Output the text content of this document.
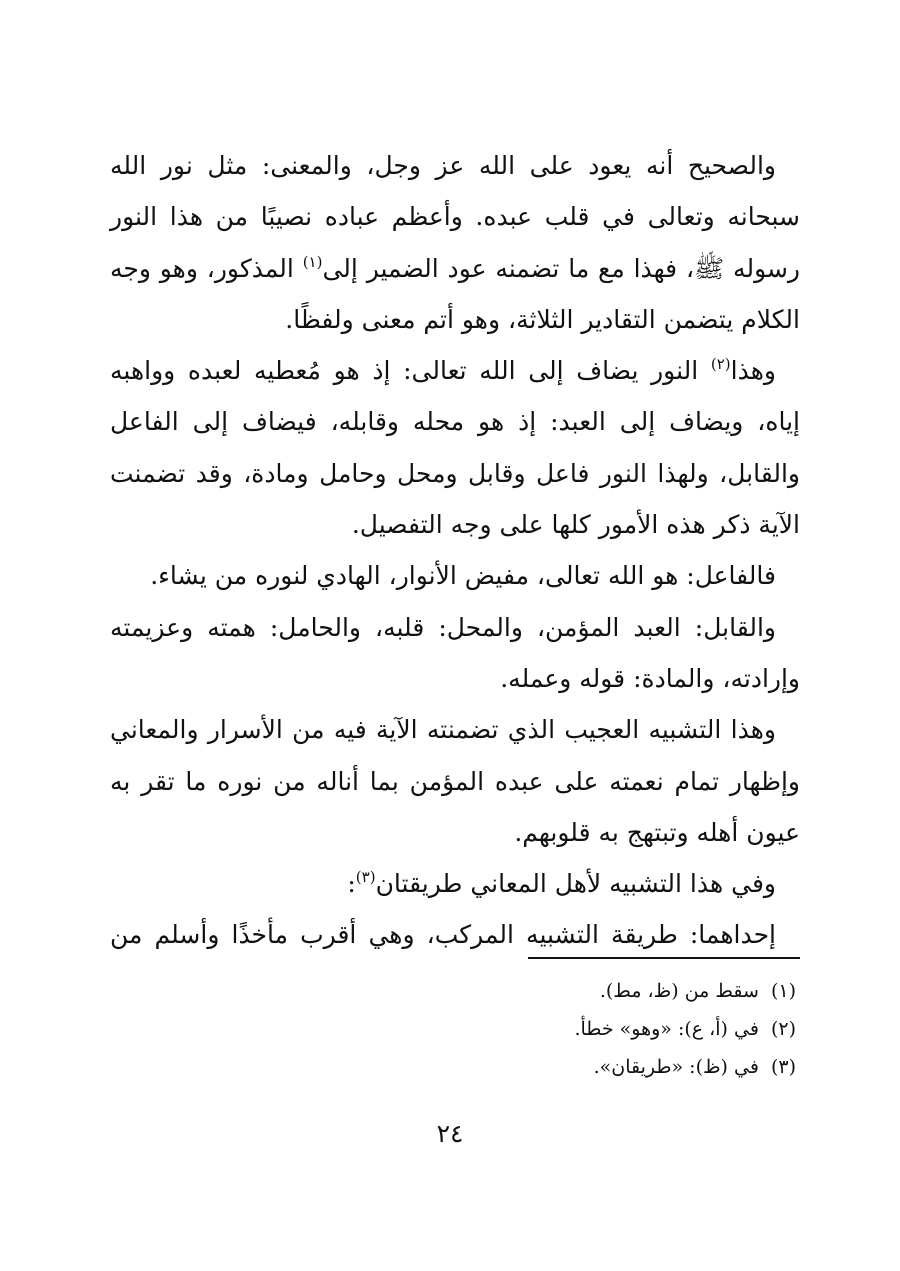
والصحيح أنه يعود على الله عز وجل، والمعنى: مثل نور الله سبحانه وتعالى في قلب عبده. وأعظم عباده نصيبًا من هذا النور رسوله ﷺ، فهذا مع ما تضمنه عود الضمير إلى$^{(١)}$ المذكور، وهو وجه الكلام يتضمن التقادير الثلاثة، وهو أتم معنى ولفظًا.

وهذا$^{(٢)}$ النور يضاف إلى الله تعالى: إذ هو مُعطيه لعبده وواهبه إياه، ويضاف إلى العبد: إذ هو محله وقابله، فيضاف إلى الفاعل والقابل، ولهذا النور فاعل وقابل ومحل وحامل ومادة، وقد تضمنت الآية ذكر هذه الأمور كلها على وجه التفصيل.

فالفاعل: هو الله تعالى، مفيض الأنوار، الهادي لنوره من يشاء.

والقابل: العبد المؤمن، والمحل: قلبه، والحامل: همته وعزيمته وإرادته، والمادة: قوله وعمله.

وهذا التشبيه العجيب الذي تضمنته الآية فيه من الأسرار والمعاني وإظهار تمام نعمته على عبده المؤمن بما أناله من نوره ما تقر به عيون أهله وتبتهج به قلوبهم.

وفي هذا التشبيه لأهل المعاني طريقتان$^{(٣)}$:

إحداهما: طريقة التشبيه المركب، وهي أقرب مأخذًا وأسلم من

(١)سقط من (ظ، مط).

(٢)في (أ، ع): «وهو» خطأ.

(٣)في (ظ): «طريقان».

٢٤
-=-=-=-=-
= Exercise aim =
All entries are to be retyped exactly. Omit any embedded images.

= Exercise solution =
Output the text content of this document.
والصحيح أنه يعود على الله عز وجل، والمعنى: مثل نور الله سبحانه وتعالى في قلب عبده. وأعظم عباده نصيبًا من هذا النور رسوله ﷺ، فهذا مع ما تضمنه عود الضمير إلى$^{(١)}$ المذكور، وهو وجه الكلام يتضمن التقادير الثلاثة، وهو أتم معنى ولفظًا.

وهذا$^{(٢)}$ النور يضاف إلى الله تعالى: إذ هو مُعطيه لعبده وواهبه إياه، ويضاف إلى العبد: إذ هو محله وقابله، فيضاف إلى الفاعل والقابل، ولهذا النور فاعل وقابل ومحل وحامل ومادة، وقد تضمنت الآية ذكر هذه الأمور كلها على وجه التفصيل.

فالفاعل: هو الله تعالى، مفيض الأنوار، الهادي لنوره من يشاء.

والقابل: العبد المؤمن، والمحل: قلبه، والحامل: همته وعزيمته وإرادته، والمادة: قوله وعمله.

وهذا التشبيه العجيب الذي تضمنته الآية فيه من الأسرار والمعاني وإظهار تمام نعمته على عبده المؤمن بما أناله من نوره ما تقر به عيون أهله وتبتهج به قلوبهم.

وفي هذا التشبيه لأهل المعاني طريقتان$^{(٣)}$:

إحداهما: طريقة التشبيه المركب، وهي أقرب مأخذًا وأسلم من

(١)سقط من (ظ، مط).

(٢)في (أ، ع): «وهو» خطأ.

(٣)في (ظ): «طريقان».

٢٤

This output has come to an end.